-- Begin --

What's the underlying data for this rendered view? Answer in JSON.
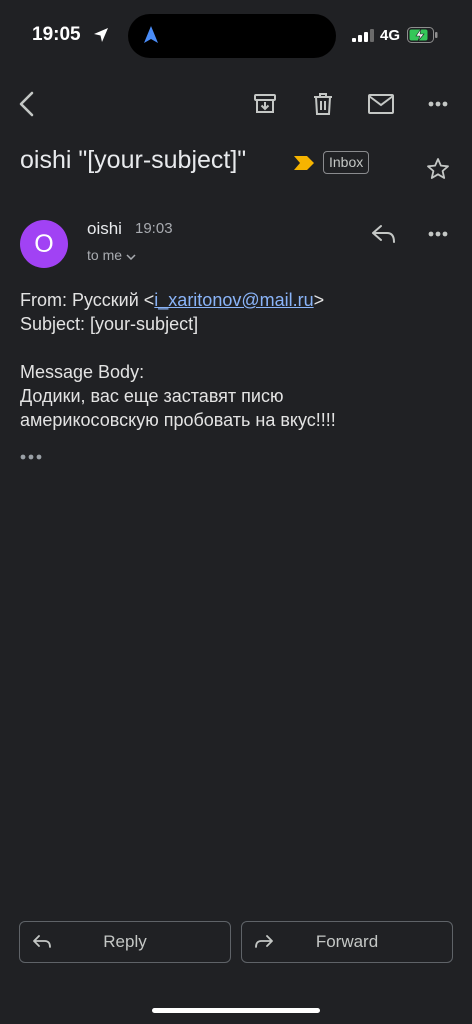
{
  "status_bar": {
    "time": "19:05",
    "network": "4G"
  },
  "toolbar": {
    "back_icon": "back-arrow-icon",
    "actions": [
      "archive-icon",
      "delete-icon",
      "mark-unread-icon",
      "more-icon"
    ]
  },
  "subject": {
    "text": "oishi \"[your-subject]\"",
    "label": "Inbox",
    "importance_color": "#f6b400"
  },
  "sender": {
    "initial": "O",
    "name": "oishi",
    "time": "19:03",
    "recipient": "to me",
    "avatar_color": "#a142f4"
  },
  "body": {
    "from_prefix": "From: Русский <",
    "from_email": "i_xaritonov@mail.ru",
    "from_suffix": ">",
    "subject_line": "Subject: [your-subject]",
    "body_heading": "Message Body:",
    "body_line1": "Додики, вас еще заставят писю",
    "body_line2": "америкосовскую пробовать на вкус!!!!"
  },
  "actions": {
    "reply_label": "Reply",
    "forward_label": "Forward"
  }
}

-- End --

Working from the lines above, reproduce the material exactly and exclude its pictures.

:: Task output ::
What's the underlying data for this rendered view? Answer in JSON.
{
  "status_bar": {
    "time": "19:05",
    "network": "4G"
  },
  "toolbar": {
    "back_icon": "back-arrow-icon",
    "actions": [
      "archive-icon",
      "delete-icon",
      "mark-unread-icon",
      "more-icon"
    ]
  },
  "subject": {
    "text": "oishi \"[your-subject]\"",
    "label": "Inbox",
    "importance_color": "#f6b400"
  },
  "sender": {
    "initial": "O",
    "name": "oishi",
    "time": "19:03",
    "recipient": "to me",
    "avatar_color": "#a142f4"
  },
  "body": {
    "from_prefix": "From: Русский <",
    "from_email": "i_xaritonov@mail.ru",
    "from_suffix": ">",
    "subject_line": "Subject: [your-subject]",
    "body_heading": "Message Body:",
    "body_line1": "Додики, вас еще заставят писю",
    "body_line2": "америкосовскую пробовать на вкус!!!!"
  },
  "actions": {
    "reply_label": "Reply",
    "forward_label": "Forward"
  }
}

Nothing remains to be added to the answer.